EXERCISE PROMPT
Go through the material below and copy each line where the word "this" appears.

RAW RECORDS
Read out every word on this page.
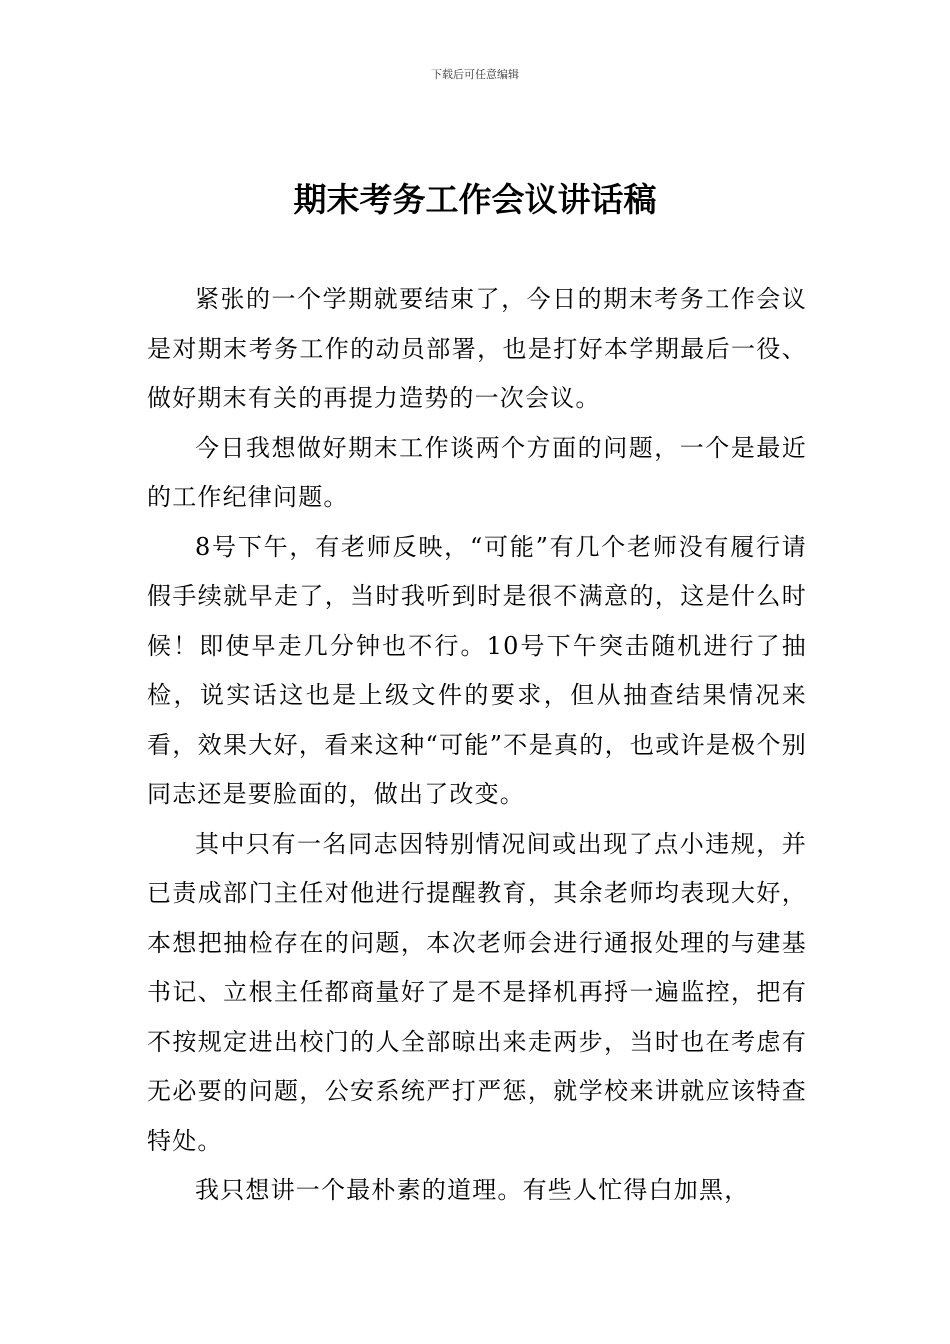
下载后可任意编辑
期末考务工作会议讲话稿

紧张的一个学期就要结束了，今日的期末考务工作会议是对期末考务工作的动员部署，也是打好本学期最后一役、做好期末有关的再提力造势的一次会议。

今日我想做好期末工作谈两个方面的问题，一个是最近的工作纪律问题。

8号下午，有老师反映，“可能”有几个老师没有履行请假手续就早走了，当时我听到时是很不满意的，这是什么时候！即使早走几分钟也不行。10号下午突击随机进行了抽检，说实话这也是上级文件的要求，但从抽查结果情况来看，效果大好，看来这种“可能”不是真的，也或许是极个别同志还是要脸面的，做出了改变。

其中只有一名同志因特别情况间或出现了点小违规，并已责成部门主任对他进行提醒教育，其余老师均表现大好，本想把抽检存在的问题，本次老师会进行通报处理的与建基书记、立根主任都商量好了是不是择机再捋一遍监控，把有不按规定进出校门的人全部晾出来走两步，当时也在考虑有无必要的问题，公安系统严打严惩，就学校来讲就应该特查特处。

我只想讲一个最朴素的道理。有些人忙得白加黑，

==

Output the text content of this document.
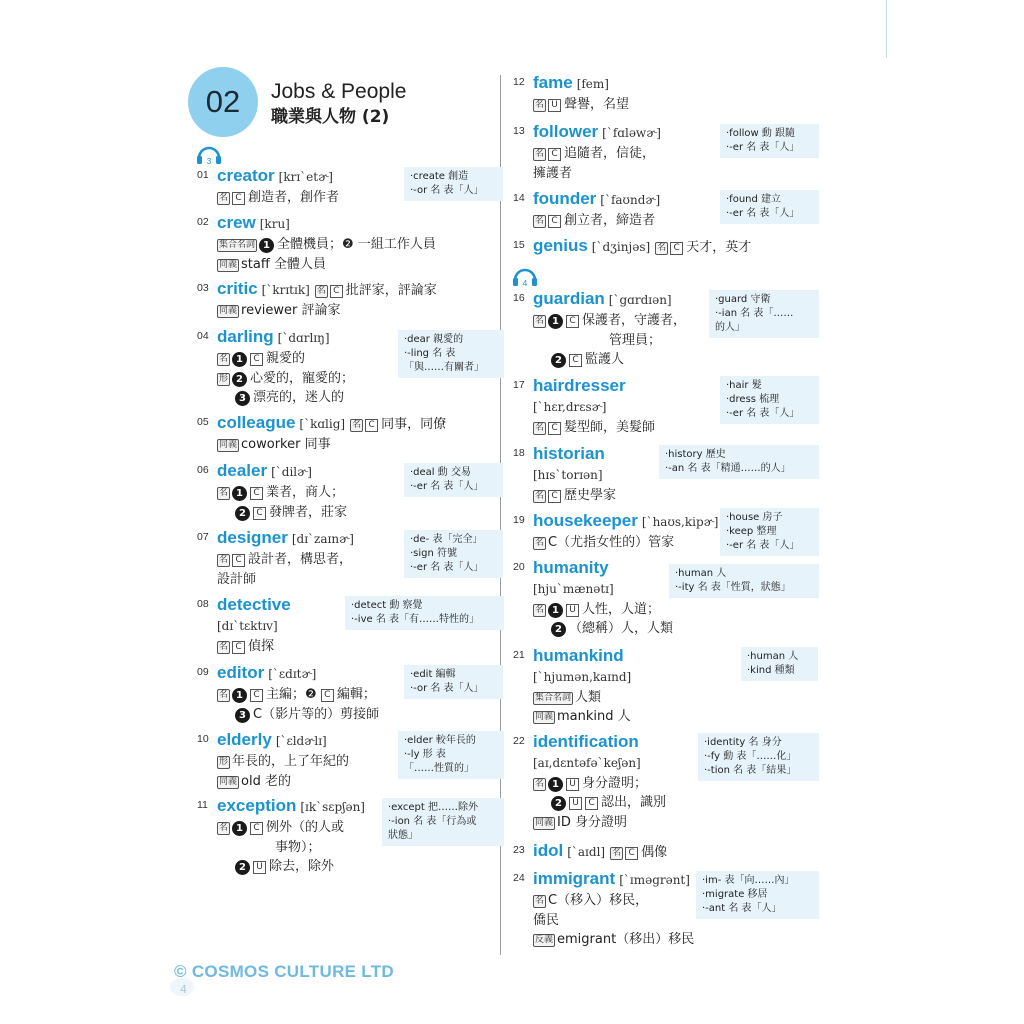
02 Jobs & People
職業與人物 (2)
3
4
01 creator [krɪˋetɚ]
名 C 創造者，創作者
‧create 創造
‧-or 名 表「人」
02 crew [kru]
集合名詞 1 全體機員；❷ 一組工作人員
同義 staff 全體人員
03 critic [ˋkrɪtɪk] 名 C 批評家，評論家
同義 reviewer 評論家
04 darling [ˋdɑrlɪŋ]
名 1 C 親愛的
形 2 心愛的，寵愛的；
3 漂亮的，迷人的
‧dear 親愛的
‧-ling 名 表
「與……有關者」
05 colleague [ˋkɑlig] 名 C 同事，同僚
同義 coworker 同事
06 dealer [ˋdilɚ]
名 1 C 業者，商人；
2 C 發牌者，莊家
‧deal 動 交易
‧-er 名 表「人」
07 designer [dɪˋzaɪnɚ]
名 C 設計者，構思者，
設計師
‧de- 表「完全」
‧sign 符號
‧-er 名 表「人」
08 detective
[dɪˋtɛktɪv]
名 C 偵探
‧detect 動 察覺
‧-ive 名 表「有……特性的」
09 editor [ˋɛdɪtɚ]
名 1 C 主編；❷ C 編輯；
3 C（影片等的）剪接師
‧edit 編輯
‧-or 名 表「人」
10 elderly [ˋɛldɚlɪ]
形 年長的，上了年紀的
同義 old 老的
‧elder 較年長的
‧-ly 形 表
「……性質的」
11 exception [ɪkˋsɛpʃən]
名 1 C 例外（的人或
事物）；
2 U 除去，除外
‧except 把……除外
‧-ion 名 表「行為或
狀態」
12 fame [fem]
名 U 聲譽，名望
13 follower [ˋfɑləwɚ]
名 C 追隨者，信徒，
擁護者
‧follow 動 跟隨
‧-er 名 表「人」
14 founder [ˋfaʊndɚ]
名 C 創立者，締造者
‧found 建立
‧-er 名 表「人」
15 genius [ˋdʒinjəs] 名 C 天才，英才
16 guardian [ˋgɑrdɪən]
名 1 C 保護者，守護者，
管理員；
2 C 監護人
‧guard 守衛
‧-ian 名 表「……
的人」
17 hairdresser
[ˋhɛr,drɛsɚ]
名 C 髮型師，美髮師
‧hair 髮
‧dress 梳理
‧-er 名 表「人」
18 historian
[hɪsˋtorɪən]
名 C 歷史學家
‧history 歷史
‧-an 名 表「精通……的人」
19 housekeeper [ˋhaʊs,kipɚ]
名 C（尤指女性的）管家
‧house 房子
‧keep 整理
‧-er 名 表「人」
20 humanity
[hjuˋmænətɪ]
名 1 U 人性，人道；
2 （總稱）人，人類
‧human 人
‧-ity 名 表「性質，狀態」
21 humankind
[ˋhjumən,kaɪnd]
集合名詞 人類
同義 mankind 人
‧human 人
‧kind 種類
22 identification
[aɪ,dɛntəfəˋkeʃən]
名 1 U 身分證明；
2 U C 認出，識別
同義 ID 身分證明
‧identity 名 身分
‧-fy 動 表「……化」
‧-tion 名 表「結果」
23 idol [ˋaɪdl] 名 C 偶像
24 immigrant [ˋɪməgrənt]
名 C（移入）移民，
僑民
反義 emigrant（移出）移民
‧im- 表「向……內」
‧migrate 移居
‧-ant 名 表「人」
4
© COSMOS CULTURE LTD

==

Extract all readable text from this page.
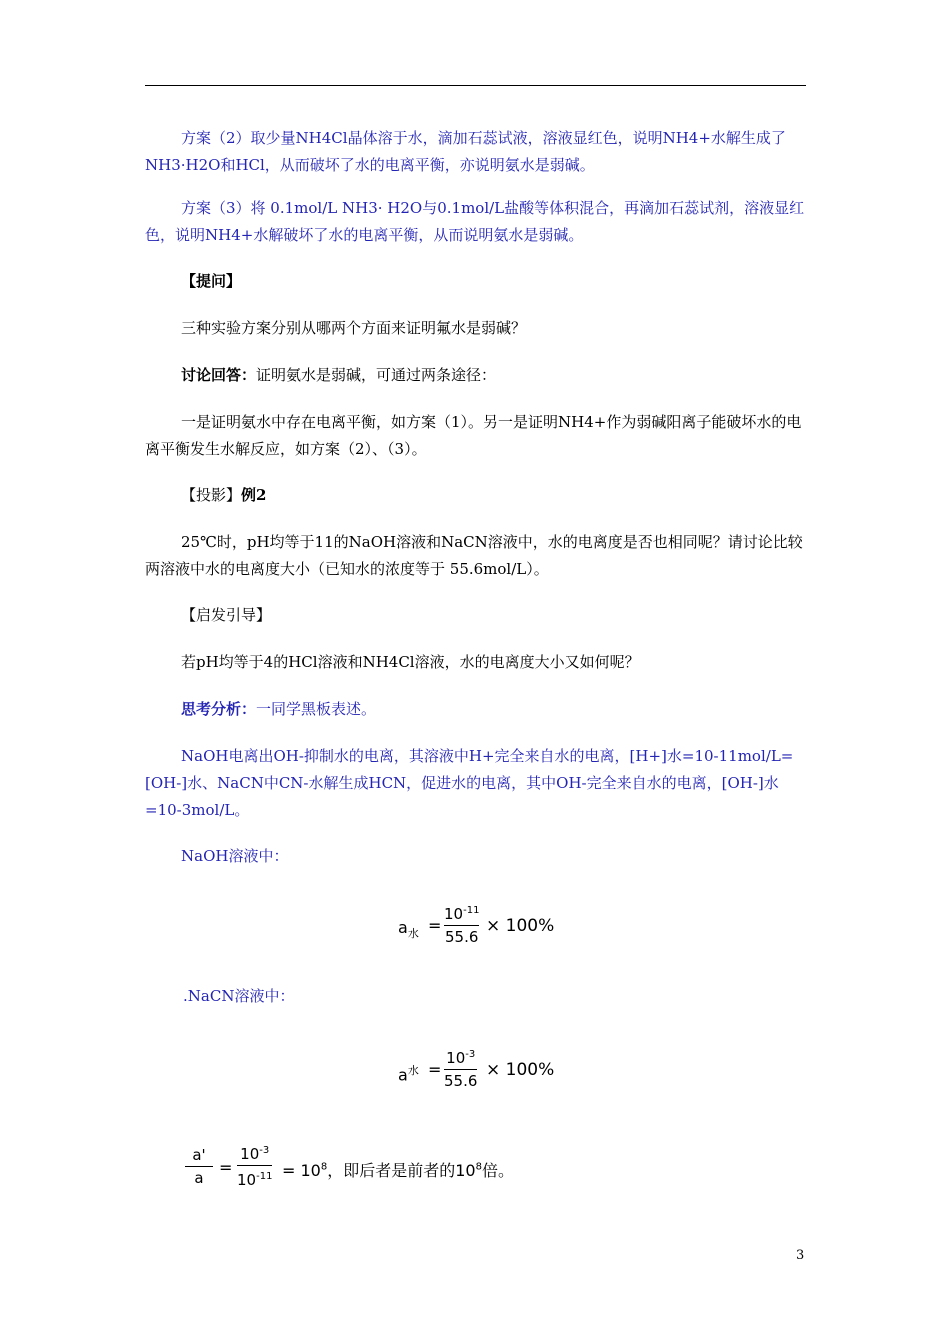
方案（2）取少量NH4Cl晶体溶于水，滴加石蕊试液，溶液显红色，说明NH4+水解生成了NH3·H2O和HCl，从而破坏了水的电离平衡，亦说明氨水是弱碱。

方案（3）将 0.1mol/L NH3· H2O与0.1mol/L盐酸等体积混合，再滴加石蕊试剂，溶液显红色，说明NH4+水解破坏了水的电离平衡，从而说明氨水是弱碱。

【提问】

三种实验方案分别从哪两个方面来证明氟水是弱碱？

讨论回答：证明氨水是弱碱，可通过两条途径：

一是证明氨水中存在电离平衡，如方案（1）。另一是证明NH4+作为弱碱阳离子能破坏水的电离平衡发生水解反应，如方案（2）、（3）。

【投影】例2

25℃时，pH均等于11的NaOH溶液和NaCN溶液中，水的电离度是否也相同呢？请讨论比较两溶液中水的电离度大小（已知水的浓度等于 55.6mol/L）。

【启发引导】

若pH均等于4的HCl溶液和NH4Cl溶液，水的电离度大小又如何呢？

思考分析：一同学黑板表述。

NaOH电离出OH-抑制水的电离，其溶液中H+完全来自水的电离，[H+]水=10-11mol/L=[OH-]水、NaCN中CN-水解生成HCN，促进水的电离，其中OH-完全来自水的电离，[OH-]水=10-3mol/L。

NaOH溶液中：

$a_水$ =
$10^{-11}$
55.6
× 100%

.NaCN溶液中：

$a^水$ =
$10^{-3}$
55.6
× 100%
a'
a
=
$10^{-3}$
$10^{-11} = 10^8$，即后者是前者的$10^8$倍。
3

RESULT OF THE TASK
Read out every word on this page.
Output the text content of this document.
Extract all readable text from this page.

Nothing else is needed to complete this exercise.